REQUIREMENT: Reproduce the data lines below character for character, omitting the picture.

Data listing:
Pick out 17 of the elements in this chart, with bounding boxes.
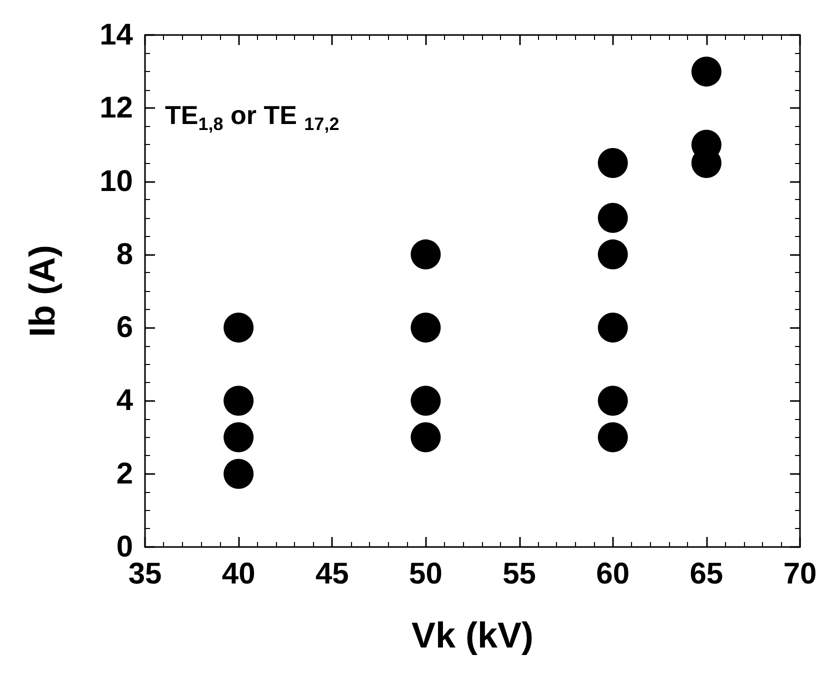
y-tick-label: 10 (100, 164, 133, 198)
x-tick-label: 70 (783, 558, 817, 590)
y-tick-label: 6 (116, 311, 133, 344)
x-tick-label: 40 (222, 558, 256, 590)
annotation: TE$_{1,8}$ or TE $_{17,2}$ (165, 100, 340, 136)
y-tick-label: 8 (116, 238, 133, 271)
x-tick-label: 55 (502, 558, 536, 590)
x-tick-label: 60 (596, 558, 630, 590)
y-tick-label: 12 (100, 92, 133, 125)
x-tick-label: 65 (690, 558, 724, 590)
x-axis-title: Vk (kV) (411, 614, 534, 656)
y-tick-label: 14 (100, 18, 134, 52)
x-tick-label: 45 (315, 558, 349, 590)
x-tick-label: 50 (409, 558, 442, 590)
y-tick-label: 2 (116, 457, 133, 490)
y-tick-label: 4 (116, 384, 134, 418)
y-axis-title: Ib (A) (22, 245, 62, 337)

ANSWER TO THE EXERCISE:
Pick out 17 of the elements in this chart, with bounding boxes.
y-tick-label: 10 (100, 164, 133, 198)
x-tick-label: 70 (783, 558, 817, 590)
y-tick-label: 6 (116, 311, 133, 344)
x-tick-label: 40 (222, 558, 256, 590)
annotation: TE$_{1,8}$ or TE $_{17,2}$ (165, 100, 340, 136)
y-tick-label: 8 (116, 238, 133, 271)
x-tick-label: 55 (502, 558, 536, 590)
x-tick-label: 60 (596, 558, 630, 590)
y-tick-label: 12 (100, 92, 133, 125)
x-tick-label: 65 (690, 558, 724, 590)
x-axis-title: Vk (kV) (411, 614, 534, 656)
y-tick-label: 14 (100, 18, 134, 52)
x-tick-label: 45 (315, 558, 349, 590)
x-tick-label: 50 (409, 558, 442, 590)
y-tick-label: 2 (116, 457, 133, 490)
y-tick-label: 4 (116, 384, 134, 418)
y-axis-title: Ib (A) (22, 245, 62, 337)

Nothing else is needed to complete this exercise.